Description of the task: Gather all lines in the entries below that include the word "analysis".

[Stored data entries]
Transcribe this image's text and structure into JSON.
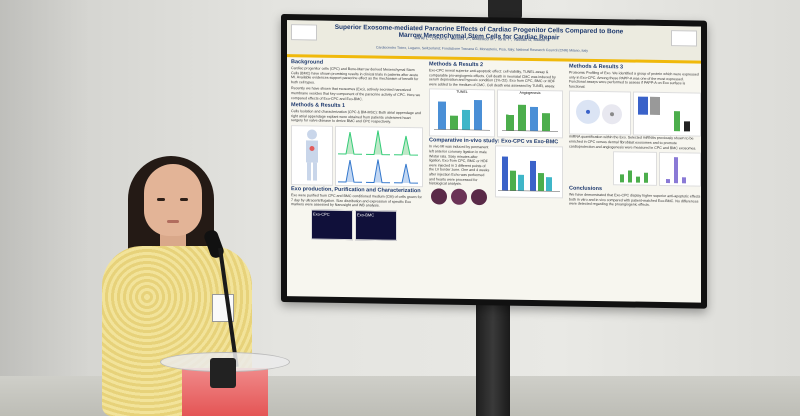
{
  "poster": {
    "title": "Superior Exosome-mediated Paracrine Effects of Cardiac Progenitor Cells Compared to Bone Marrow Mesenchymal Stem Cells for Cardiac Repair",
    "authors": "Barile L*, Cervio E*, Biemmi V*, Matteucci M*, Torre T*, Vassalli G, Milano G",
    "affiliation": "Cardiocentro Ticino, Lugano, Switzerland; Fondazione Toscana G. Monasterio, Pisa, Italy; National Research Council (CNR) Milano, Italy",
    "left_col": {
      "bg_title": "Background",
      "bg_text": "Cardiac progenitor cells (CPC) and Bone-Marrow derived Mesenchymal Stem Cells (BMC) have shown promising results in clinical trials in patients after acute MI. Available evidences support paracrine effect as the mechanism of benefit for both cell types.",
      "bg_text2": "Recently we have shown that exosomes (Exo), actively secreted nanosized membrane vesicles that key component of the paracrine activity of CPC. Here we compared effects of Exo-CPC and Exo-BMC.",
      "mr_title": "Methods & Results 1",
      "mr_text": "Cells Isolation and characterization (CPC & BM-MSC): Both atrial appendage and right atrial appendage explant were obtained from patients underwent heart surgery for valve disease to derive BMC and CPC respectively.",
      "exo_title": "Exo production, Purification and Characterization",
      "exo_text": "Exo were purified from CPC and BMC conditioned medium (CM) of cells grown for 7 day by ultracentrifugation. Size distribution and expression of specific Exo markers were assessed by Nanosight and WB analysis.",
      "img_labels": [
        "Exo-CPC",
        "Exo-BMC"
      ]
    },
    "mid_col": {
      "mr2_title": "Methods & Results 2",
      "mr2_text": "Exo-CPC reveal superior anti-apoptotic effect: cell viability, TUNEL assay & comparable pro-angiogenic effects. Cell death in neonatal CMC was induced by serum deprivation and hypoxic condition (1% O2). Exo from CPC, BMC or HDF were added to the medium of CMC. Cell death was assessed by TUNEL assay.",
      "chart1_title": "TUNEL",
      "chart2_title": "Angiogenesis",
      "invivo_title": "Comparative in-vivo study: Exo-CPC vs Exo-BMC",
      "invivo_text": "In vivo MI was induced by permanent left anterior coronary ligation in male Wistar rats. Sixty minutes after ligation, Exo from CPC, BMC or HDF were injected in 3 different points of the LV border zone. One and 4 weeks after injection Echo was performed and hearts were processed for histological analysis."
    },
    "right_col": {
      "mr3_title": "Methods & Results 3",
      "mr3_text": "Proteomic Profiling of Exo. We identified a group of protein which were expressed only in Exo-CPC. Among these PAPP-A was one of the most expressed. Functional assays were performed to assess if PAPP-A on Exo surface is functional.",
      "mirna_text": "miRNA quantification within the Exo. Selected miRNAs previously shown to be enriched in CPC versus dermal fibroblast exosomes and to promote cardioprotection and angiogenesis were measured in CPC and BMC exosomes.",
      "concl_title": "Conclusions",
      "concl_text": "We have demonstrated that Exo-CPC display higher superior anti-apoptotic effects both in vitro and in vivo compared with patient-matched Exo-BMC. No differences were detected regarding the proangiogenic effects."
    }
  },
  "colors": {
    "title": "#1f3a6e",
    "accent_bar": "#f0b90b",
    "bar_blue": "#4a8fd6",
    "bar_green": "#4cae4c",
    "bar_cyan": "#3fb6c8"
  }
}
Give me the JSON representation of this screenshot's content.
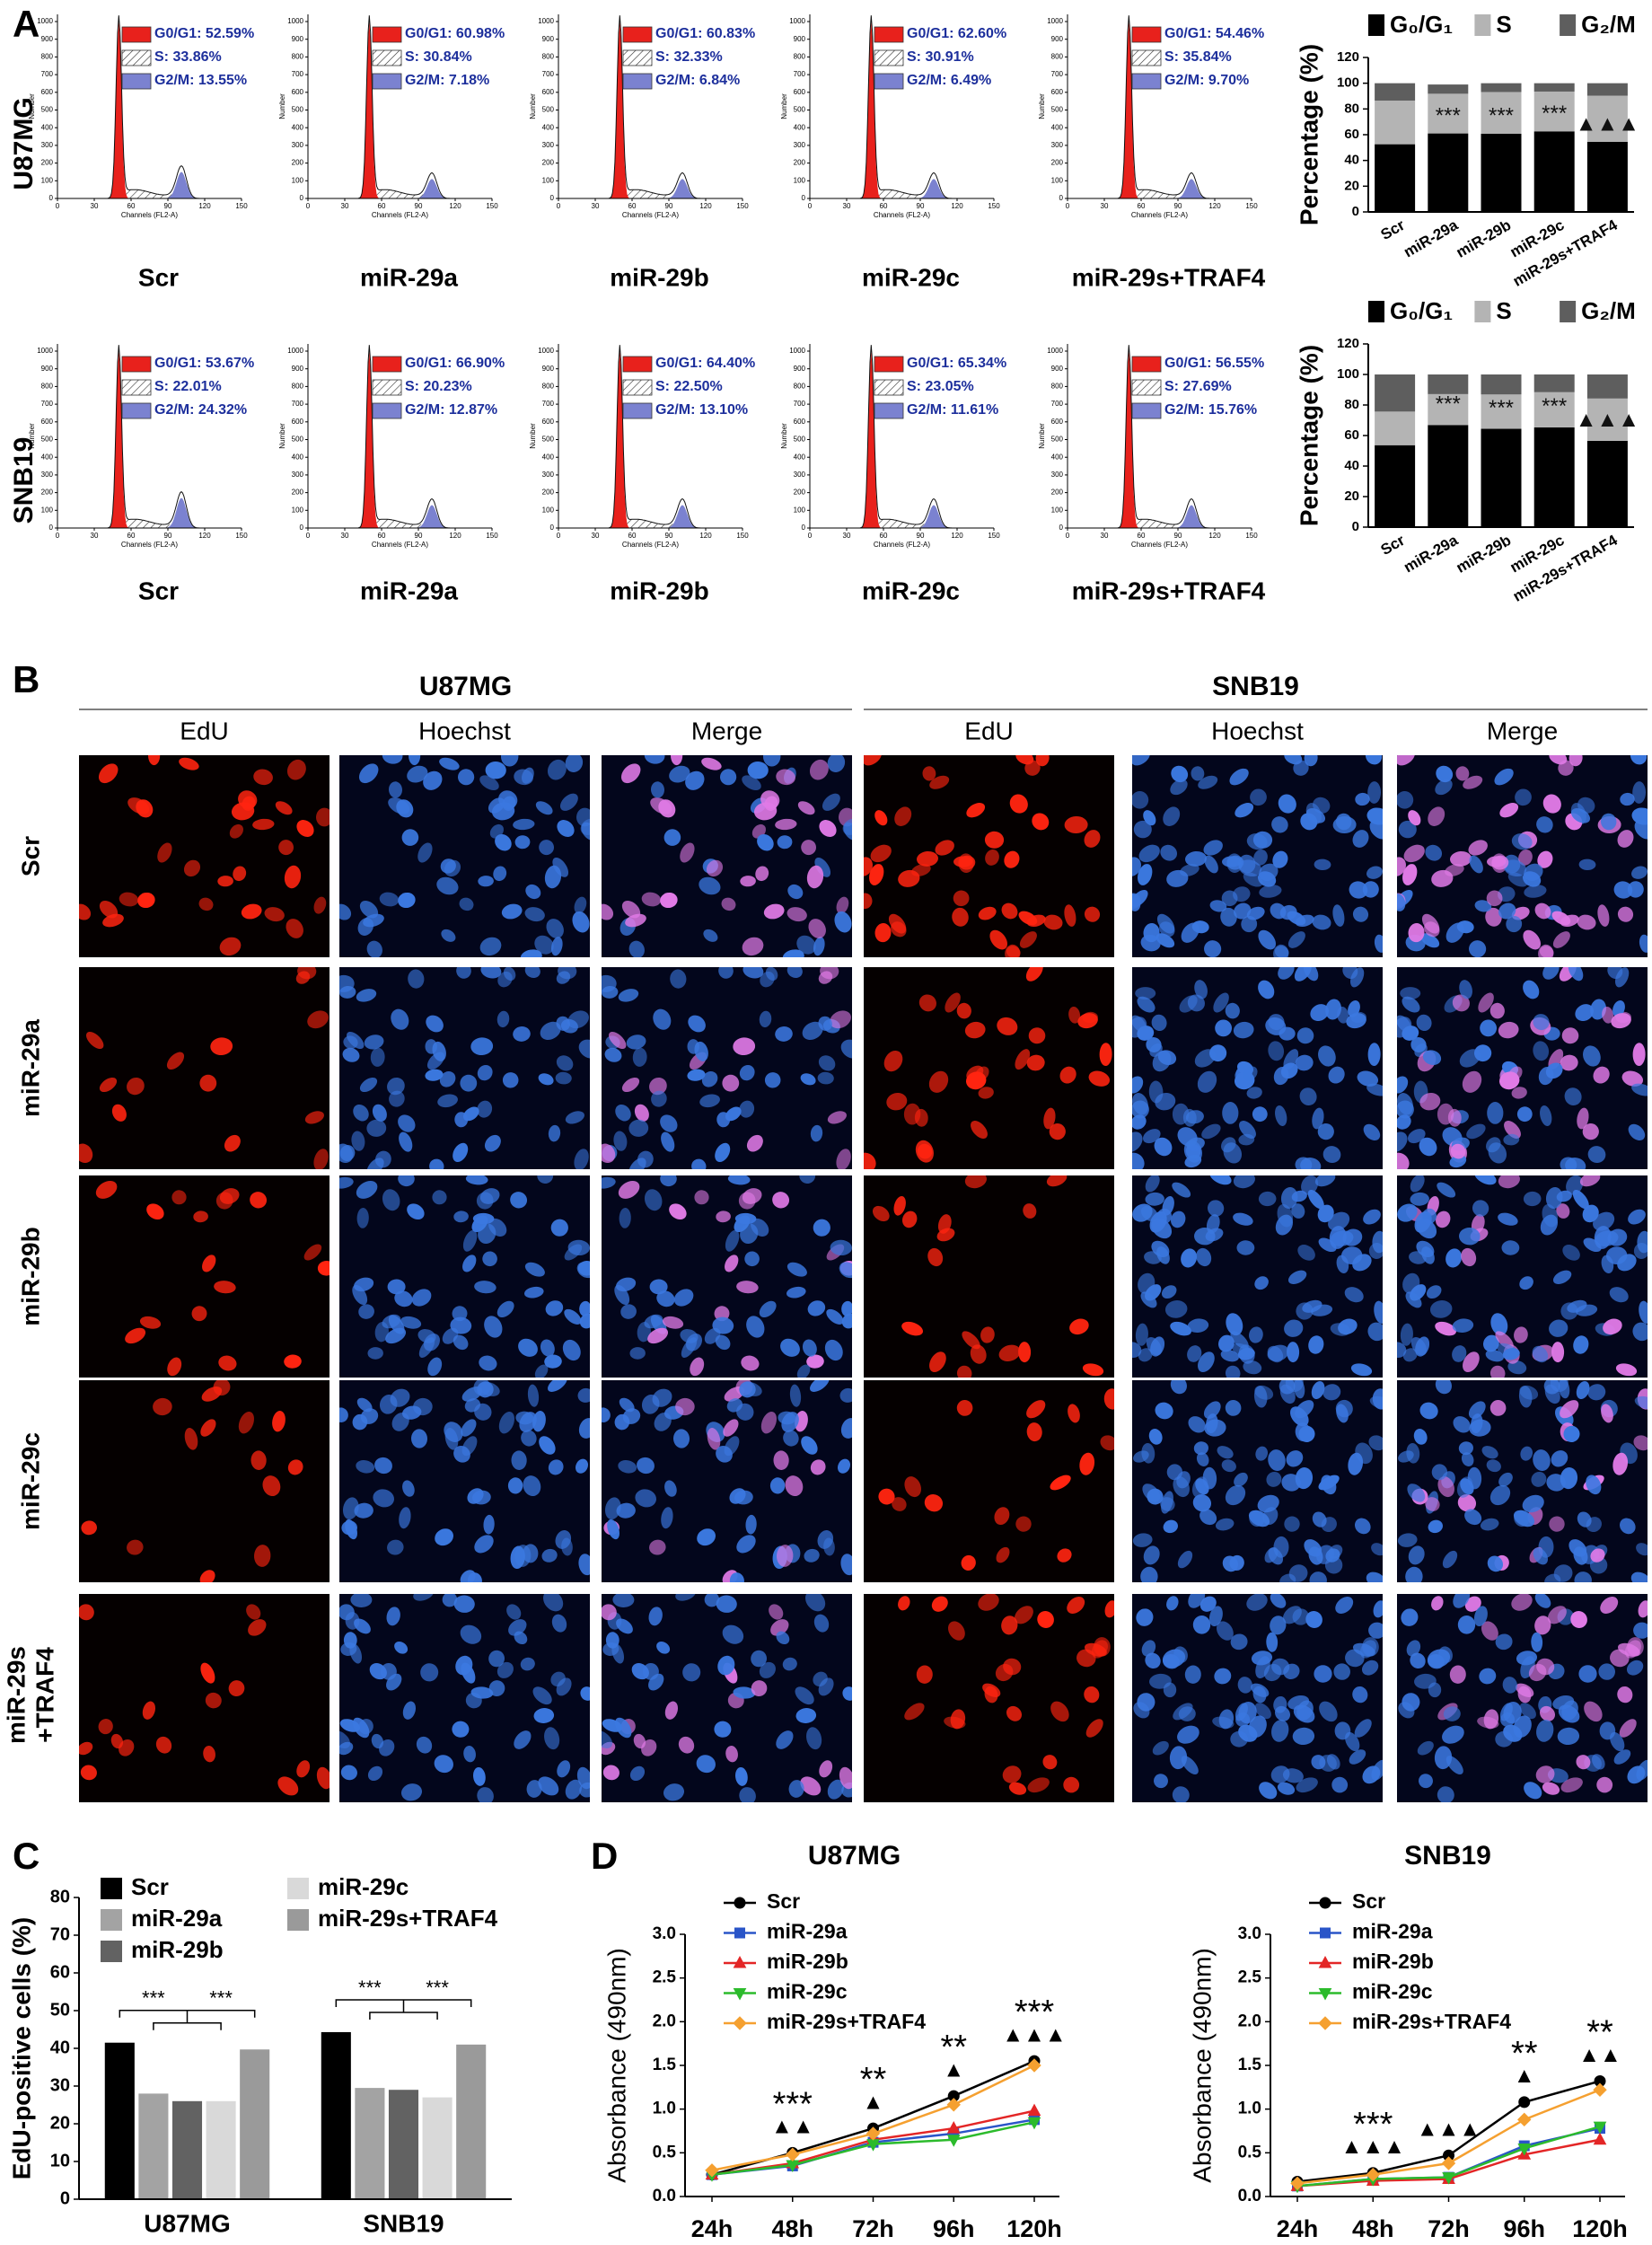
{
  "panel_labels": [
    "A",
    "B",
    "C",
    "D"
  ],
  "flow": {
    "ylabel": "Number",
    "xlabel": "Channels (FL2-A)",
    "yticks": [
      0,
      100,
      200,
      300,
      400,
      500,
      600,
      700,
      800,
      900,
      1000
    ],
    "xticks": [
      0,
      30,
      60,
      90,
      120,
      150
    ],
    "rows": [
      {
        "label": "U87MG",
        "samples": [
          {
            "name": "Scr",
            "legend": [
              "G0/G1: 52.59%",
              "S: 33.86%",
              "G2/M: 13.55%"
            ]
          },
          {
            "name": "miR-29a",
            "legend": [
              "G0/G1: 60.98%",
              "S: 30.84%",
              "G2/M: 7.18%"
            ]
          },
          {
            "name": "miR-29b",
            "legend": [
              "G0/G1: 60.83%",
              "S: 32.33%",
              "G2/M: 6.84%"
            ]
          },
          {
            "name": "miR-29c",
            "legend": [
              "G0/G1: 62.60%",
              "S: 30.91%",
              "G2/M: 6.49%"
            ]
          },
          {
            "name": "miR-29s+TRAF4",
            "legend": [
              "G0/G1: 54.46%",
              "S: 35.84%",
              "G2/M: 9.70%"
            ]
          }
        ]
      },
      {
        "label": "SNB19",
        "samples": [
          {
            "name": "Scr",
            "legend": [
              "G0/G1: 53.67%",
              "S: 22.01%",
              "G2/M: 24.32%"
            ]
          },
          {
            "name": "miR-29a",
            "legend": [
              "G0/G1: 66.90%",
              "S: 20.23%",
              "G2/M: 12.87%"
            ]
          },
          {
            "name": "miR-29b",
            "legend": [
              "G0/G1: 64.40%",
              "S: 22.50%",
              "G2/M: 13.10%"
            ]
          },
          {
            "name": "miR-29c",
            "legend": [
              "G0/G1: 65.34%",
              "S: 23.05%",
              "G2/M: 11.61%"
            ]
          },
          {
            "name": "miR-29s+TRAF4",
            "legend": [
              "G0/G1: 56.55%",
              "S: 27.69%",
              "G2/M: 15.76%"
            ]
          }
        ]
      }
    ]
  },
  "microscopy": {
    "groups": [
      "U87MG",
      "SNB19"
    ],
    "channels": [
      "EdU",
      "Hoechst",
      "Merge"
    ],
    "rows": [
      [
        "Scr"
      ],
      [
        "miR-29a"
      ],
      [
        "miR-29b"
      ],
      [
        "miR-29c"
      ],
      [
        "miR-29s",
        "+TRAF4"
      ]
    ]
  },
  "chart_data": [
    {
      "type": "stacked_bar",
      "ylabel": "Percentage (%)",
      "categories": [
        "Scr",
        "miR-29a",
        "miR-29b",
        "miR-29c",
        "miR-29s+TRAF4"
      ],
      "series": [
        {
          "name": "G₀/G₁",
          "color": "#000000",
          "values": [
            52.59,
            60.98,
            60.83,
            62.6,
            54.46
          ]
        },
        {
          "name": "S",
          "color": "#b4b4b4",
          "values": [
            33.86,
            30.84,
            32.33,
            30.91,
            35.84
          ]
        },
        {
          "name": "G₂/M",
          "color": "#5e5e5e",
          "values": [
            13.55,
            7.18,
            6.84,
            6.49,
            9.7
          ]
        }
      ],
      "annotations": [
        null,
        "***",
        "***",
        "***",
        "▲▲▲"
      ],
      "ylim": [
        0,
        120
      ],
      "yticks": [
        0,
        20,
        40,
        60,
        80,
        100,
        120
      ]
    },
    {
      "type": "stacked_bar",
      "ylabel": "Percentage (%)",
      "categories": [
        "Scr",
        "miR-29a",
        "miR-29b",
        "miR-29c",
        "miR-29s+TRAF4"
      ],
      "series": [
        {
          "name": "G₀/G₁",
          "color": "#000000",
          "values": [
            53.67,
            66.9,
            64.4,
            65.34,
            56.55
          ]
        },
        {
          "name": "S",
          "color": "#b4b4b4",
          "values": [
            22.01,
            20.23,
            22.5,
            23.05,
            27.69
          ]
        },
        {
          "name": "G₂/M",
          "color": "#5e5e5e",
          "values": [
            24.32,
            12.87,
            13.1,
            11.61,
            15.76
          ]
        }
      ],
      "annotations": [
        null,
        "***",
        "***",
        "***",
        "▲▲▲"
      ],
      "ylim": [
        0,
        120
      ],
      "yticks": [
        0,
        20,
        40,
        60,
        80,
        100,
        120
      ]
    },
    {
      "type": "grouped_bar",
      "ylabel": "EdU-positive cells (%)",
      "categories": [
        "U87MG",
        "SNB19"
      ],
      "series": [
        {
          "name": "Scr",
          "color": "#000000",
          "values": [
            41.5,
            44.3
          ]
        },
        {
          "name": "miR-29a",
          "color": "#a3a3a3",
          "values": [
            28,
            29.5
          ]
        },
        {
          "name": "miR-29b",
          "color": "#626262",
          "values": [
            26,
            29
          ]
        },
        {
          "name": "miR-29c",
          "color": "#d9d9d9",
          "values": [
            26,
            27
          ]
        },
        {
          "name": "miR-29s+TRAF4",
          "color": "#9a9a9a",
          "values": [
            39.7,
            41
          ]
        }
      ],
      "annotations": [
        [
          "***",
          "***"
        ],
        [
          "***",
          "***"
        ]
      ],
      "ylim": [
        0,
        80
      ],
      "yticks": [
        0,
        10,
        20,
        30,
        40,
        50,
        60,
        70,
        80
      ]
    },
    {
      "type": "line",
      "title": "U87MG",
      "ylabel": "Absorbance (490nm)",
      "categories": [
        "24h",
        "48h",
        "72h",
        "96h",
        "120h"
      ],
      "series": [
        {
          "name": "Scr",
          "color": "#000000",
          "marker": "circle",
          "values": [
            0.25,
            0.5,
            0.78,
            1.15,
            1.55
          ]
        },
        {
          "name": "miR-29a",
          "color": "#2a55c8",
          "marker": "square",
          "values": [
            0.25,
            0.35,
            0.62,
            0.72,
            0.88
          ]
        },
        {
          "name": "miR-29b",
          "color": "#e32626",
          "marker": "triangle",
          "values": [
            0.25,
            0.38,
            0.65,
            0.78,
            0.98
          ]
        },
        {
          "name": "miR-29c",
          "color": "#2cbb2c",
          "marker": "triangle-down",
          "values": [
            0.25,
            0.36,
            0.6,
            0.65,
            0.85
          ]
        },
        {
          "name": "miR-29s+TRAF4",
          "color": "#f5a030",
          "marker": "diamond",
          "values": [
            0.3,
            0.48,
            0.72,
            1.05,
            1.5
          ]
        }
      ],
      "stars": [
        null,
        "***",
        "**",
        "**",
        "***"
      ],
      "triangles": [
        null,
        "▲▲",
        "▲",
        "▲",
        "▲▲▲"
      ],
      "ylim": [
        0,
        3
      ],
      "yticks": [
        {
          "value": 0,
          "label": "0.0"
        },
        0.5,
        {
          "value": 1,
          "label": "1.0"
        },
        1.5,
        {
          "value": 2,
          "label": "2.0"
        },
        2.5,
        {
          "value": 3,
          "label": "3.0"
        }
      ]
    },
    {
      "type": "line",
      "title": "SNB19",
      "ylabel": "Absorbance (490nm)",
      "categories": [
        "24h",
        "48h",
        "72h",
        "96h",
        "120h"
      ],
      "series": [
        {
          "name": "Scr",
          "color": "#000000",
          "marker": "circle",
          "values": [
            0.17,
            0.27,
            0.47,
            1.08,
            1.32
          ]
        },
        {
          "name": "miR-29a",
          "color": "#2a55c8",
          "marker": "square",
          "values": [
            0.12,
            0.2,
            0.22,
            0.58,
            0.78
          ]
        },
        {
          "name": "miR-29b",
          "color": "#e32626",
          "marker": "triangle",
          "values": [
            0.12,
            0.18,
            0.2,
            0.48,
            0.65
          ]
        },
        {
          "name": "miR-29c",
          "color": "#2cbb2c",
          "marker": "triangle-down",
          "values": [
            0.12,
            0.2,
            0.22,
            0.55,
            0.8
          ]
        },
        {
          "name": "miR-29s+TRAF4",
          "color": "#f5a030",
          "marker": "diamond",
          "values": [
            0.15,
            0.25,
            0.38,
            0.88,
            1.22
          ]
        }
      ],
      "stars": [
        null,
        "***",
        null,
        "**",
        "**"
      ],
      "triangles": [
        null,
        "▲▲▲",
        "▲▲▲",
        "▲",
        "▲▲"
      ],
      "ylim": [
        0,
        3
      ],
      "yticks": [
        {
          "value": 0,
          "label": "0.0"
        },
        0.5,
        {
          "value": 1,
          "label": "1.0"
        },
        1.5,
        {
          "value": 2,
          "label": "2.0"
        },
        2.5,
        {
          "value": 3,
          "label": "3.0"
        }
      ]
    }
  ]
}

Task result:
      "exo_text": "Exo were purified from CPC and BMC conditioned medium (CM) of cells grown for 7 day by ultracentrifugation. Size distribution and expression of specific Exo markers were assessed by Nanosight and WB analysis.",
      "invivo_text": "In vivo MI was induced by permanent left anterior coronary ligation in male Wistar rats. Sixty minutes after ligation, Exo from CPC, BMC or HDF were injected in 3 different points of the LV border zone. One and 4 weeks after injection Echo was performed and hearts were processed for histological analysis."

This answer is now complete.